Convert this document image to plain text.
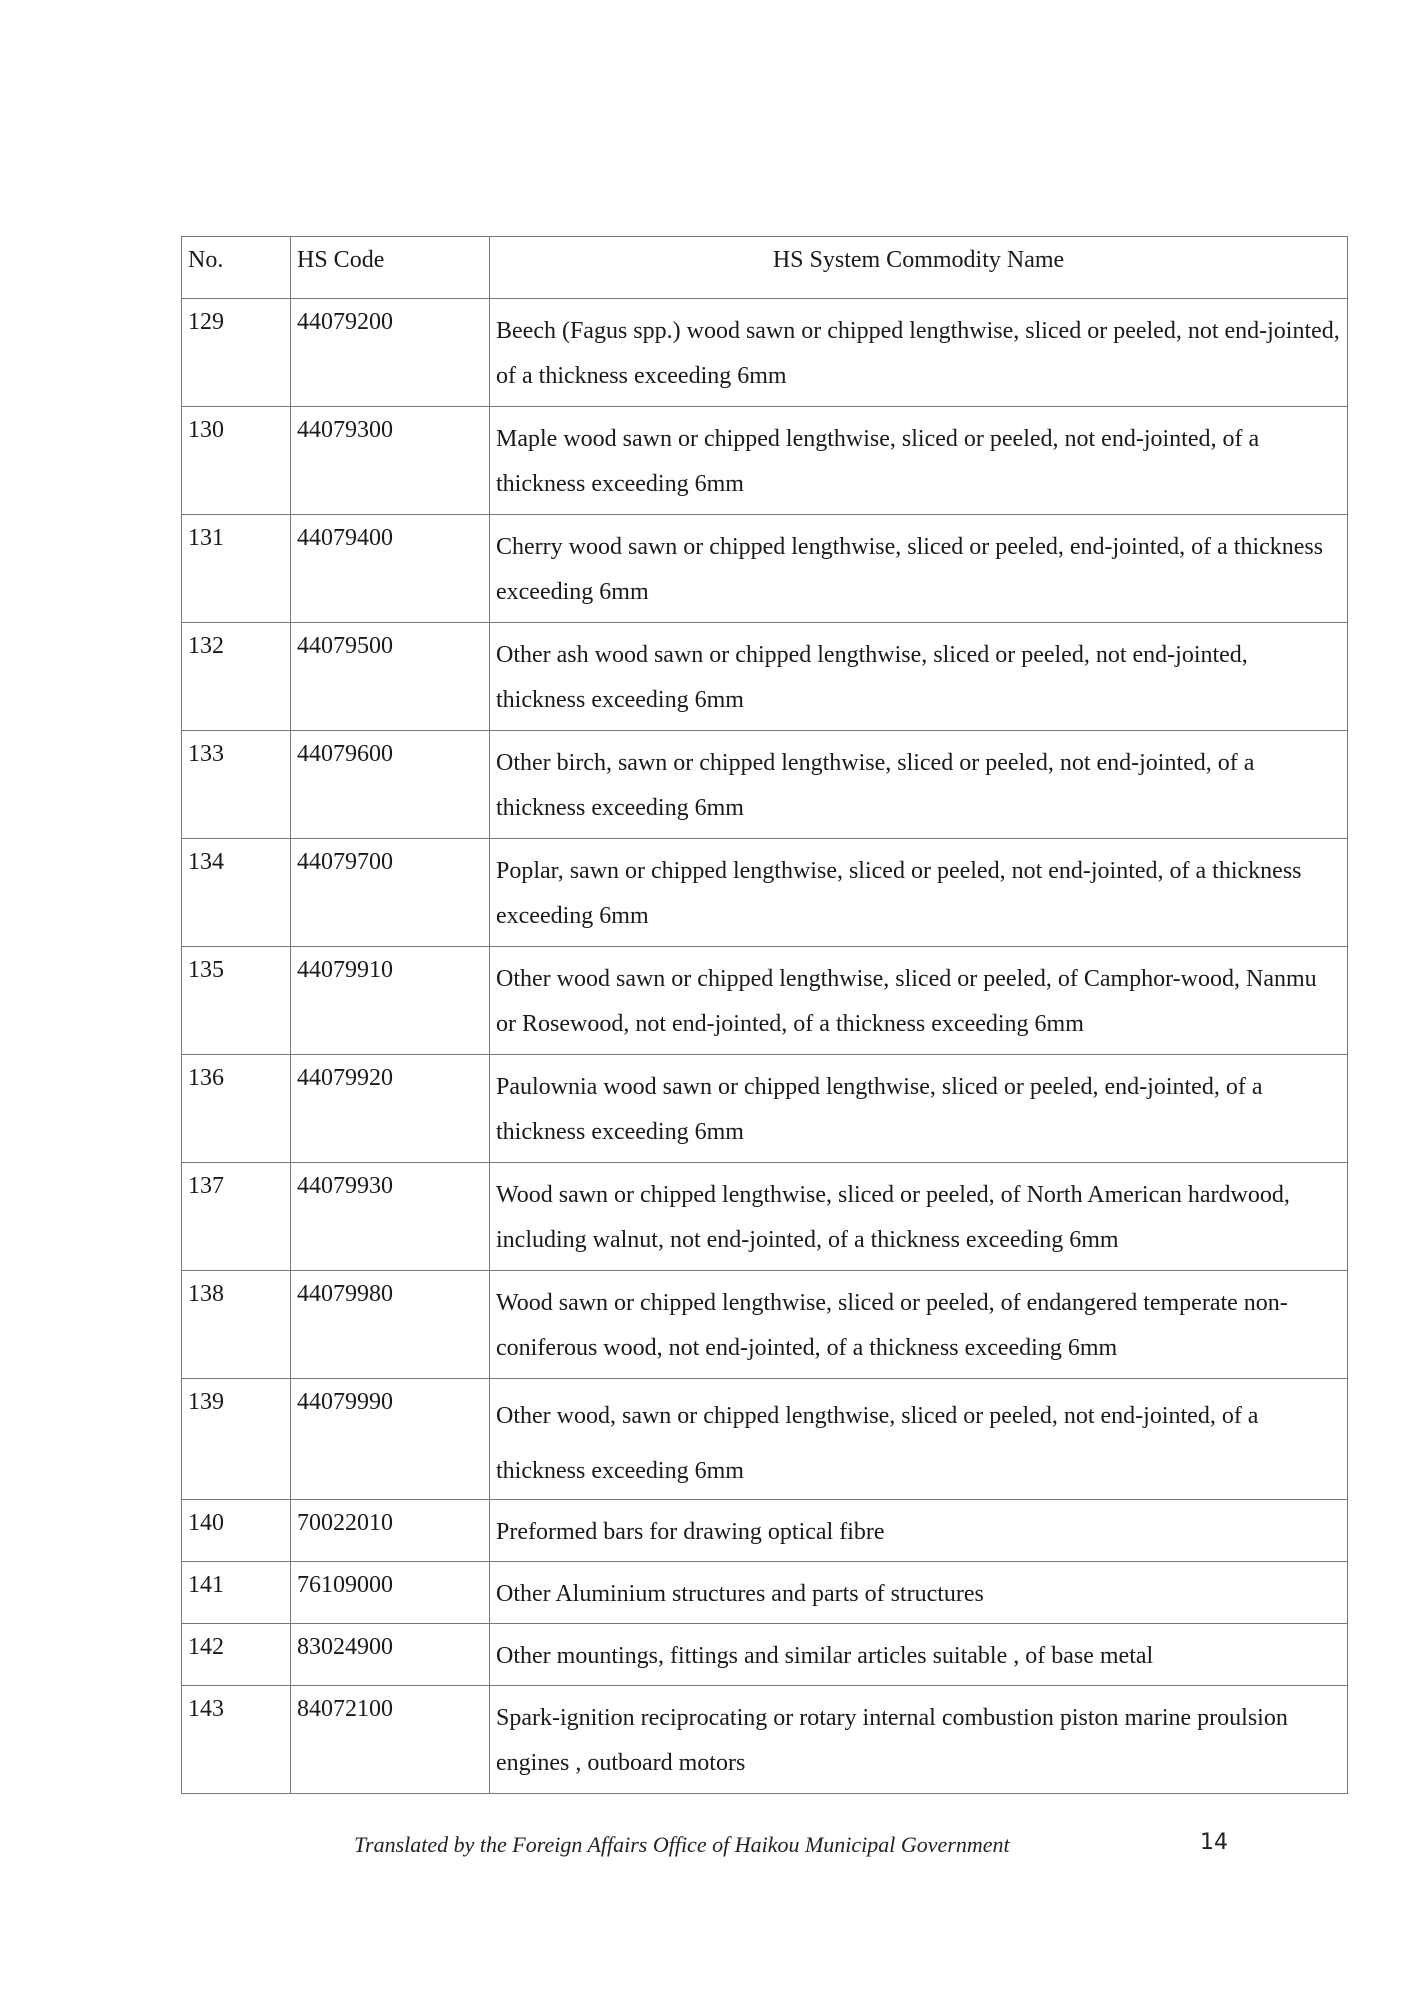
No.	HS Code	HS System Commodity Name
129	44079200	Beech (Fagus spp.) wood sawn or chipped lengthwise, sliced or peeled, not end-jointed, of a thickness exceeding 6mm
130	44079300	Maple wood sawn or chipped lengthwise, sliced or peeled, not end-jointed, of a thickness exceeding 6mm
131	44079400	Cherry wood sawn or chipped lengthwise, sliced or peeled, end-jointed, of a thickness exceeding 6mm
132	44079500	Other ash wood sawn or chipped lengthwise, sliced or peeled, not end-jointed, thickness exceeding 6mm
133	44079600	Other birch, sawn or chipped lengthwise, sliced or peeled, not end-jointed, of a thickness exceeding 6mm
134	44079700	Poplar, sawn or chipped lengthwise, sliced or peeled, not end-jointed, of a thickness exceeding 6mm
135	44079910	Other wood sawn or chipped lengthwise, sliced or peeled, of Camphor-wood, Nanmu or Rosewood, not end-jointed, of a thickness exceeding 6mm
136	44079920	Paulownia wood sawn or chipped lengthwise, sliced or peeled, end-jointed, of a thickness exceeding 6mm
137	44079930	Wood sawn or chipped lengthwise, sliced or peeled, of North American hardwood, including walnut, not end-jointed, of a thickness exceeding 6mm
138	44079980	Wood sawn or chipped lengthwise, sliced or peeled, of endangered temperate non-coniferous wood, not end-jointed, of a thickness exceeding 6mm
139	44079990	Other wood, sawn or chipped lengthwise, sliced or peeled, not end-jointed, of a thickness exceeding 6mm
140	70022010	Preformed bars for drawing optical fibre
141	76109000	Other Aluminium structures and parts of structures
142	83024900	Other mountings, fittings and similar articles suitable , of base metal
143	84072100	Spark-ignition reciprocating or rotary internal combustion piston marine proulsion engines , outboard motors
Translated by the Foreign Affairs Office of Haikou Municipal Government	14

------------------------------------------------

PROBLEM: Of all the lines above, how many contain "exceeding"? Give the number and nothing more.

ANSWER TO THIS TASK: 11